Task statement: Give every line below again, exactly.

Extracted records:
::::::::::

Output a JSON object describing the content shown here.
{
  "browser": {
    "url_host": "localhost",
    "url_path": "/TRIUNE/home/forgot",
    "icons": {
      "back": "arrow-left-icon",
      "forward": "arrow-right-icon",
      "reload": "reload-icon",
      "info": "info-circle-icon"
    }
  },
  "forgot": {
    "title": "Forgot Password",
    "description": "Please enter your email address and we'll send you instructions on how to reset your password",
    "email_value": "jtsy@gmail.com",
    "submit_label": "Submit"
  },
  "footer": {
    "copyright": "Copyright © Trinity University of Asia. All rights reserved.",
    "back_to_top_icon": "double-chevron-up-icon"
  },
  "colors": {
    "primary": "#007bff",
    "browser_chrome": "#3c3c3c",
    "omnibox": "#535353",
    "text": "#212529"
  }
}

::::::::::

Correct answer:
Output a JSON object describing the content shown here.
{
  "browser": {
    "url_host": "localhost",
    "url_path": "/TRIUNE/home/forgot",
    "icons": {
      "back": "arrow-left-icon",
      "forward": "arrow-right-icon",
      "reload": "reload-icon",
      "info": "info-circle-icon"
    }
  },
  "forgot": {
    "title": "Forgot Password",
    "description": "Please enter your email address and we'll send you instructions on how to reset your password",
    "email_value": "jtsy@gmail.com",
    "submit_label": "Submit"
  },
  "footer": {
    "copyright": "Copyright © Trinity University of Asia. All rights reserved.",
    "back_to_top_icon": "double-chevron-up-icon"
  },
  "colors": {
    "primary": "#007bff",
    "browser_chrome": "#3c3c3c",
    "omnibox": "#535353",
    "text": "#212529"
  }
}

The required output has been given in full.